* Begin Extracted information *

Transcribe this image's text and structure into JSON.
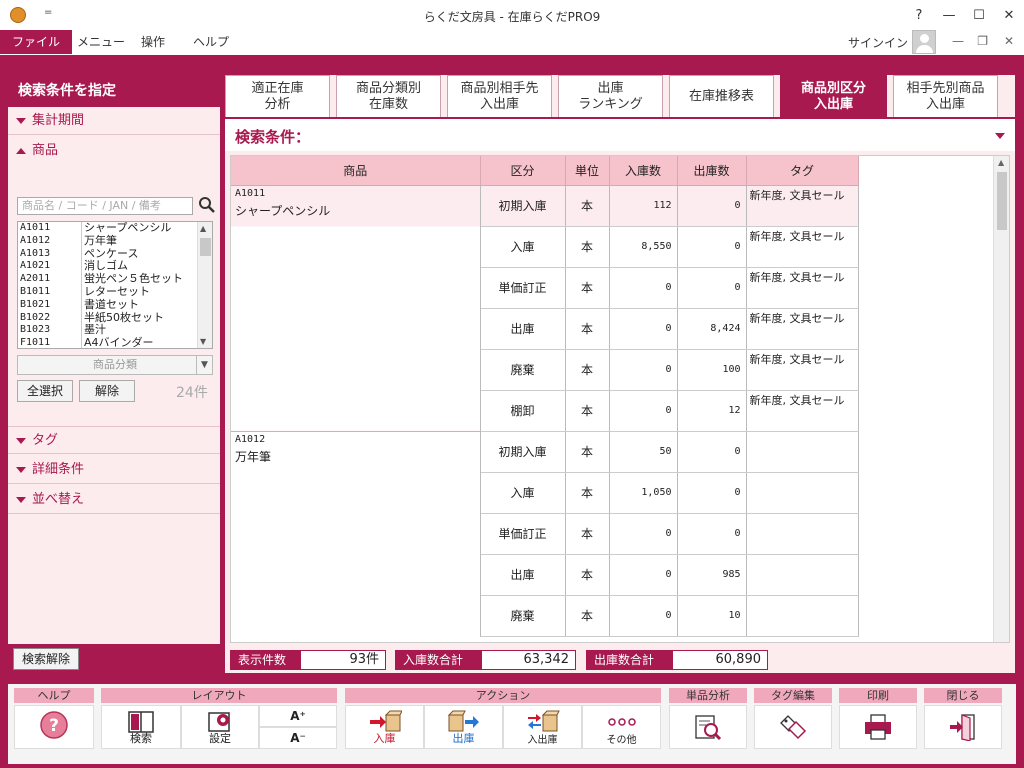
{
  "window": {
    "title": "らくだ文房具 - 在庫らくだPRO9",
    "quick_access": "=",
    "help": "?",
    "minimize": "—",
    "maximize": "☐",
    "close": "✕"
  },
  "menu": {
    "items": [
      "ファイル",
      "メニュー",
      "操作",
      "ヘルプ"
    ],
    "signin": "サインイン"
  },
  "left": {
    "header": "検索条件を指定",
    "sections": {
      "period": "集計期間",
      "product": "商品",
      "tag": "タグ",
      "detail": "詳細条件",
      "sort": "並べ替え"
    },
    "search_placeholder": "商品名 / コード / JAN / 備考",
    "items": [
      {
        "code": "A1011",
        "name": "シャープペンシル"
      },
      {
        "code": "A1012",
        "name": "万年筆"
      },
      {
        "code": "A1013",
        "name": "ペンケース"
      },
      {
        "code": "A1021",
        "name": "消しゴム"
      },
      {
        "code": "A2011",
        "name": "蛍光ペン５色セット"
      },
      {
        "code": "B1011",
        "name": "レターセット"
      },
      {
        "code": "B1021",
        "name": "書道セット"
      },
      {
        "code": "B1022",
        "name": "半紙50枚セット"
      },
      {
        "code": "B1023",
        "name": "墨汁"
      },
      {
        "code": "F1011",
        "name": "A4バインダー"
      }
    ],
    "category_placeholder": "商品分類",
    "select_all": "全選択",
    "deselect": "解除",
    "count": "24件",
    "clear_search": "検索解除"
  },
  "tabs": [
    {
      "line1": "適正在庫",
      "line2": "分析"
    },
    {
      "line1": "商品分類別",
      "line2": "在庫数"
    },
    {
      "line1": "商品別相手先",
      "line2": "入出庫"
    },
    {
      "line1": "出庫",
      "line2": "ランキング"
    },
    {
      "line1": "在庫推移表",
      "line2": ""
    },
    {
      "line1": "商品別区分",
      "line2": "入出庫"
    },
    {
      "line1": "相手先別商品",
      "line2": "入出庫"
    }
  ],
  "condition_label": "検索条件：",
  "grid": {
    "headers": [
      "商品",
      "区分",
      "単位",
      "入庫数",
      "出庫数",
      "タグ"
    ],
    "products": [
      {
        "code": "A1011",
        "name": "シャープペンシル",
        "rows": [
          {
            "kubun": "初期入庫",
            "unit": "本",
            "in": "112",
            "out": "0",
            "tag": "新年度, 文具セール"
          },
          {
            "kubun": "入庫",
            "unit": "本",
            "in": "8,550",
            "out": "0",
            "tag": "新年度, 文具セール"
          },
          {
            "kubun": "単価訂正",
            "unit": "本",
            "in": "0",
            "out": "0",
            "tag": "新年度, 文具セール"
          },
          {
            "kubun": "出庫",
            "unit": "本",
            "in": "0",
            "out": "8,424",
            "tag": "新年度, 文具セール"
          },
          {
            "kubun": "廃棄",
            "unit": "本",
            "in": "0",
            "out": "100",
            "tag": "新年度, 文具セール"
          },
          {
            "kubun": "棚卸",
            "unit": "本",
            "in": "0",
            "out": "12",
            "tag": "新年度, 文具セール"
          }
        ]
      },
      {
        "code": "A1012",
        "name": "万年筆",
        "rows": [
          {
            "kubun": "初期入庫",
            "unit": "本",
            "in": "50",
            "out": "0",
            "tag": ""
          },
          {
            "kubun": "入庫",
            "unit": "本",
            "in": "1,050",
            "out": "0",
            "tag": ""
          },
          {
            "kubun": "単価訂正",
            "unit": "本",
            "in": "0",
            "out": "0",
            "tag": ""
          },
          {
            "kubun": "出庫",
            "unit": "本",
            "in": "0",
            "out": "985",
            "tag": ""
          },
          {
            "kubun": "廃棄",
            "unit": "本",
            "in": "0",
            "out": "10",
            "tag": ""
          }
        ]
      }
    ]
  },
  "summary": {
    "count_label": "表示件数",
    "count_value": "93件",
    "in_label": "入庫数合計",
    "in_value": "63,342",
    "out_label": "出庫数合計",
    "out_value": "60,890"
  },
  "toolbar": {
    "help_group": "ヘルプ",
    "layout_group": "レイアウト",
    "search": "検索",
    "settings": "設定",
    "font_up": "A⁺",
    "font_down": "A⁻",
    "action_group": "アクション",
    "stock_in": "入庫",
    "stock_out": "出庫",
    "stock_inout": "入出庫",
    "other": "その他",
    "analysis_group": "単品分析",
    "tag_group": "タグ編集",
    "print_group": "印刷",
    "close_group": "閉じる"
  },
  "colors": {
    "brand": "#a8194f",
    "panel": "#fcecee",
    "header": "#f6c3cc"
  }
}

* End Extracted information *

### What the task asks
Select all lines with the word "code" from the entries above.

### Answer for the task
        "code": "A1011",
        "code": "A1012",
        "code": "A1013",
        "code": "A1021",
        "code": "A2011",
        "code": "B1011",
        "code": "B1021",
        "code": "B1022",
        "code": "B1023",
        "code": "F1011",
        "code": "A1011",
        "code": "A1012",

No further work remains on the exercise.